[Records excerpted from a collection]
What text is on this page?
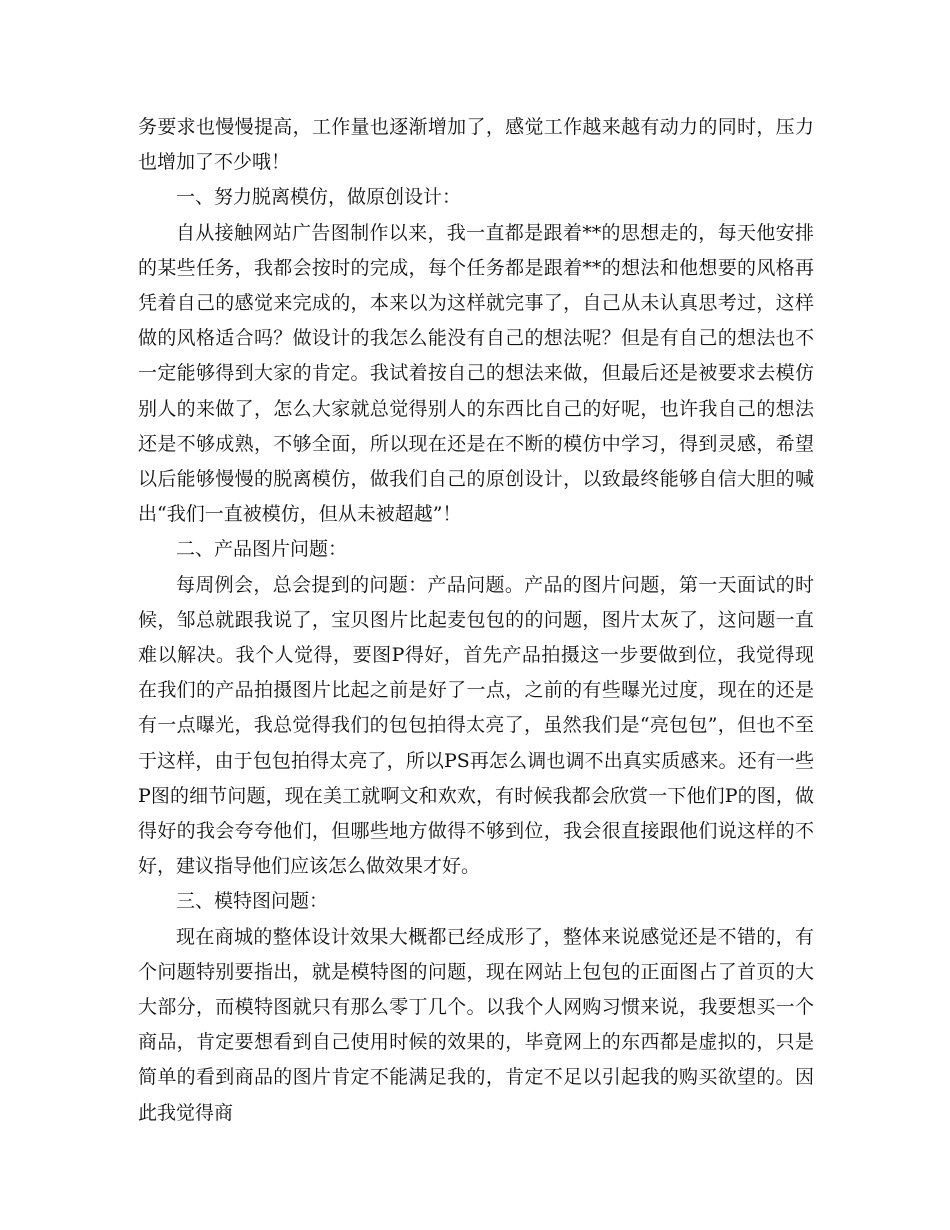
务要求也慢慢提高，工作量也逐渐增加了，感觉工作越来越有动力的同时，压力也增加了不少哦！

一、努力脱离模仿，做原创设计：

自从接触网站广告图制作以来，我一直都是跟着**的思想走的，每天他安排的某些任务，我都会按时的完成，每个任务都是跟着**的想法和他想要的风格再凭着自己的感觉来完成的，本来以为这样就完事了，自己从未认真思考过，这样做的风格适合吗？做设计的我怎么能没有自己的想法呢？但是有自己的想法也不一定能够得到大家的肯定。我试着按自己的想法来做，但最后还是被要求去模仿别人的来做了，怎么大家就总觉得别人的东西比自己的好呢，也许我自己的想法还是不够成熟，不够全面，所以现在还是在不断的模仿中学习，得到灵感，希望以后能够慢慢的脱离模仿，做我们自己的原创设计，以致最终能够自信大胆的喊出“我们一直被模仿，但从未被超越”！

二、产品图片问题：

每周例会，总会提到的问题：产品问题。产品的图片问题，第一天面试的时候，邹总就跟我说了，宝贝图片比起麦包包的的问题，图片太灰了，这问题一直难以解决。我个人觉得，要图P得好，首先产品拍摄这一步要做到位，我觉得现在我们的产品拍摄图片比起之前是好了一点，之前的有些曝光过度，现在的还是有一点曝光，我总觉得我们的包包拍得太亮了，虽然我们是“亮包包”，但也不至于这样，由于包包拍得太亮了，所以PS再怎么调也调不出真实质感来。还有一些P图的细节问题，现在美工就啊文和欢欢，有时候我都会欣赏一下他们P的图，做得好的我会夸夸他们，但哪些地方做得不够到位，我会很直接跟他们说这样的不好，建议指导他们应该怎么做效果才好。

三、模特图问题：

现在商城的整体设计效果大概都已经成形了，整体来说感觉还是不错的，有个问题特别要指出，就是模特图的问题，现在网站上包包的正面图占了首页的大大部分，而模特图就只有那么零丁几个。以我个人网购习惯来说，我要想买一个商品，肯定要想看到自己使用时候的效果的，毕竟网上的东西都是虚拟的，只是简单的看到商品的图片肯定不能满足我的，肯定不足以引起我的购买欲望的。因此我觉得商
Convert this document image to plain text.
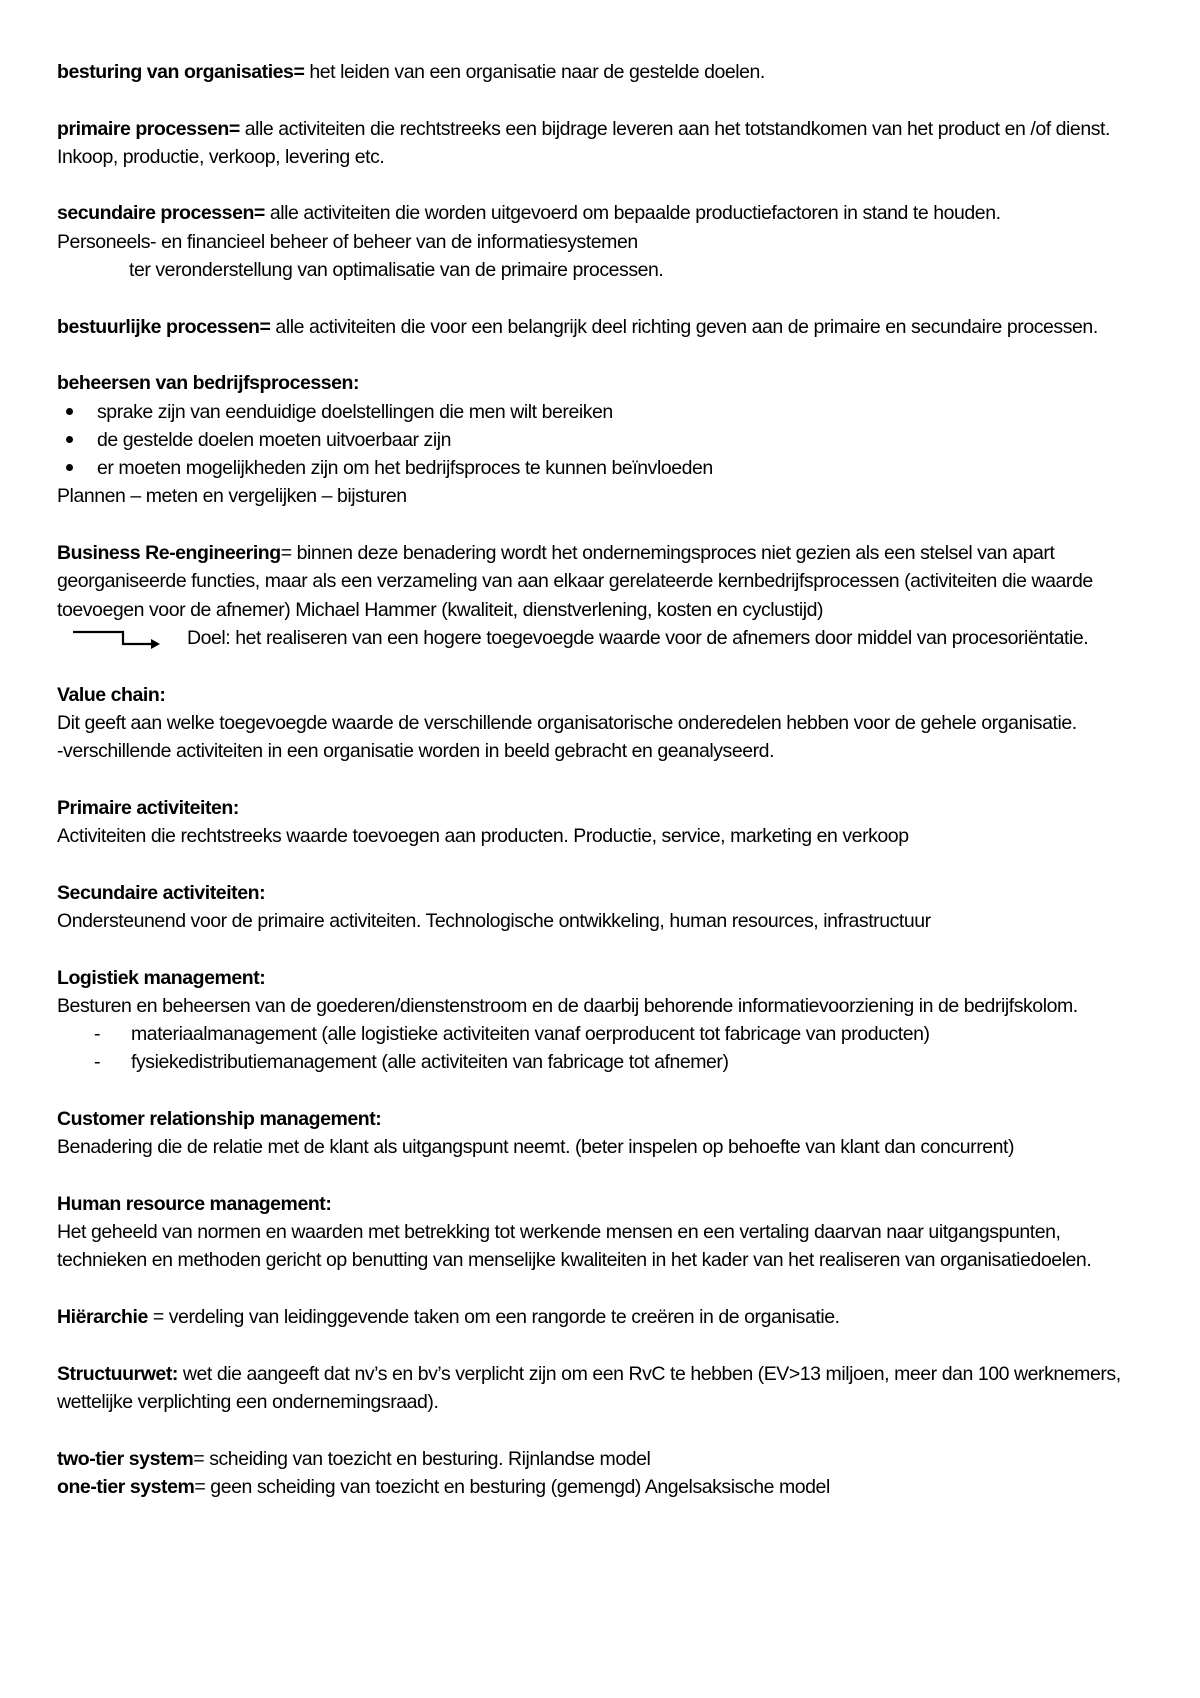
besturing van organisaties= het leiden van een organisatie naar de gestelde doelen.

primaire processen= alle activiteiten die rechtstreeks een bijdrage leveren aan het totstandkomen van het product en /of dienst. Inkoop, productie, verkoop, levering etc.

secundaire processen= alle activiteiten die worden uitgevoerd om bepaalde productiefactoren in stand te houden.

Personeels- en financieel beheer of beheer van de informatiesystemen

ter veronderstellung van optimalisatie van de primaire processen.

bestuurlijke processen= alle activiteiten die voor een belangrijk deel richting geven aan de primaire en secundaire processen.

beheersen van bedrijfsprocessen:

sprake zijn van eenduidige doelstellingen die men wilt bereiken
de gestelde doelen moeten uitvoerbaar zijn
er moeten mogelijkheden zijn om het bedrijfsproces te kunnen beïnvloeden

Plannen – meten en vergelijken – bijsturen

Business Re-engineering= binnen deze benadering wordt het ondernemingsproces niet gezien als een stelsel van apart georganiseerde functies, maar als een verzameling van aan elkaar gerelateerde kernbedrijfsprocessen (activiteiten die waarde toevoegen voor de afnemer) Michael Hammer (kwaliteit, dienstverlening, kosten en cyclustijd)

Doel: het realiseren van een hogere toegevoegde waarde voor de afnemers door middel van procesoriëntatie.

Value chain:

Dit geeft aan welke toegevoegde waarde de verschillende organisatorische onderedelen hebben voor de gehele organisatie.

-verschillende activiteiten in een organisatie worden in beeld gebracht en geanalyseerd.

Primaire activiteiten:

Activiteiten die rechtstreeks waarde toevoegen aan producten. Productie, service, marketing en verkoop

Secundaire activiteiten:

Ondersteunend voor de primaire activiteiten. Technologische ontwikkeling, human resources, infrastructuur

Logistiek management:

Besturen en beheersen van de goederen/dienstenstroom en de daarbij behorende informatievoorziening in de bedrijfskolom.

- materiaalmanagement (alle logistieke activiteiten vanaf oerproducent tot fabricage van producten)
- fysiekedistributiemanagement (alle activiteiten van fabricage tot afnemer)

Customer relationship management:

Benadering die de relatie met de klant als uitgangspunt neemt. (beter inspelen op behoefte van klant dan concurrent)

Human resource management:

Het geheeld van normen en waarden met betrekking tot werkende mensen en een vertaling daarvan naar uitgangspunten, technieken en methoden gericht op benutting van menselijke kwaliteiten in het kader van het realiseren van organisatiedoelen.

Hiërarchie = verdeling van leidinggevende taken om een rangorde te creëren in de organisatie.

Structuurwet: wet die aangeeft dat nv’s en bv’s verplicht zijn om een RvC te hebben (EV>13 miljoen, meer dan 100 werknemers, wettelijke verplichting een ondernemingsraad).

two-tier system= scheiding van toezicht en besturing. Rijnlandse model

one-tier system= geen scheiding van toezicht en besturing (gemengd) Angelsaksische model
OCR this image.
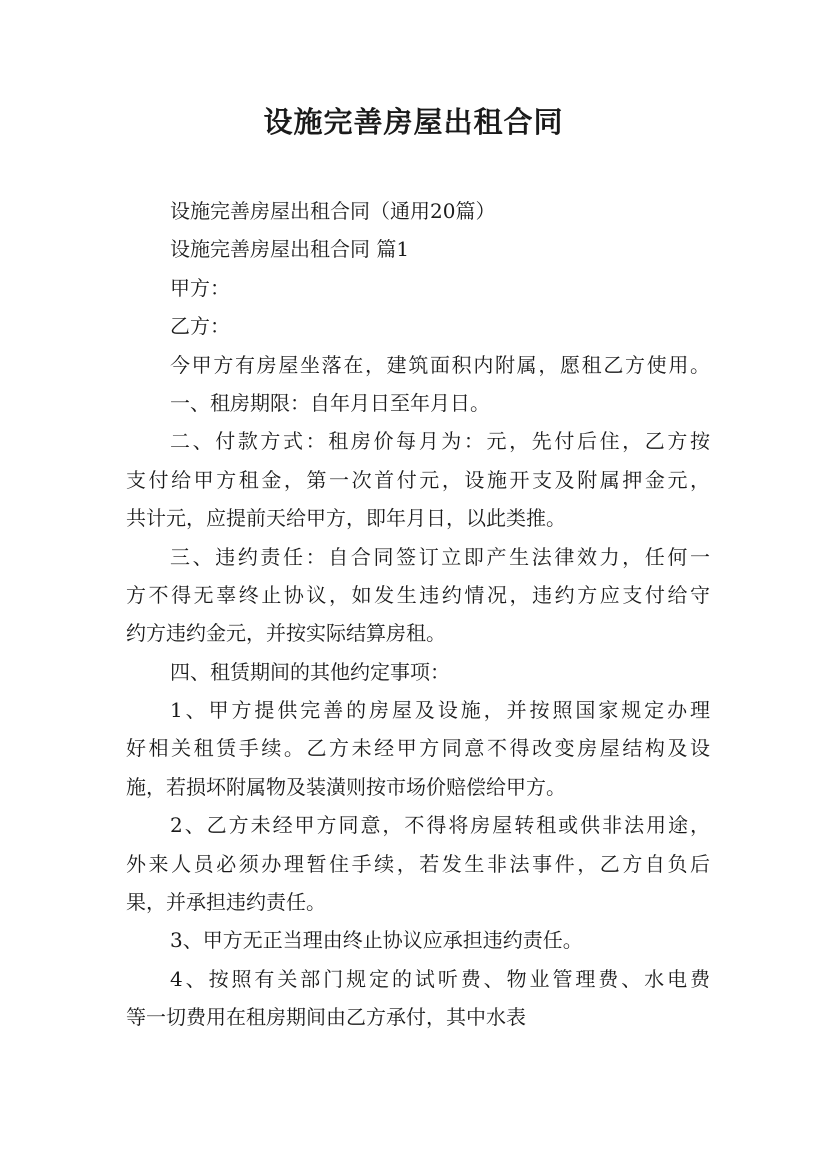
设施完善房屋出租合同
设施完善房屋出租合同（通用20篇）
设施完善房屋出租合同 篇1
甲方：
乙方：
今甲方有房屋坐落在，建筑面积内附属，愿租乙方使用。
一、租房期限：自年月日至年月日。
二、付款方式：租房价每月为：元，先付后住，乙方按
支付给甲方租金，第一次首付元，设施开支及附属押金元，
共计元，应提前天给甲方，即年月日，以此类推。
三、违约责任：自合同签订立即产生法律效力，任何一
方不得无辜终止协议，如发生违约情况，违约方应支付给守
约方违约金元，并按实际结算房租。
四、租赁期间的其他约定事项：
1、甲方提供完善的房屋及设施，并按照国家规定办理
好相关租赁手续。乙方未经甲方同意不得改变房屋结构及设
施，若损坏附属物及装潢则按市场价赔偿给甲方。
2、乙方未经甲方同意，不得将房屋转租或供非法用途，
外来人员必须办理暂住手续，若发生非法事件，乙方自负后
果，并承担违约责任。
3、甲方无正当理由终止协议应承担违约责任。
4、按照有关部门规定的试听费、物业管理费、水电费
等一切费用在租房期间由乙方承付，其中水表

GOAL. Every line containing the string "hebben" must be listed.

TASK OUTPUT.
Dit geeft aan welke toegevoegde waarde de verschillende organisatorische onderedelen hebben voor de gehele organisatie.
Structuurwet: wet die aangeeft dat nv’s en bv’s verplicht zijn om een RvC te hebben (EV>13 miljoen, meer dan 100 werknemers, wettelijke verplichting een ondernemingsraad).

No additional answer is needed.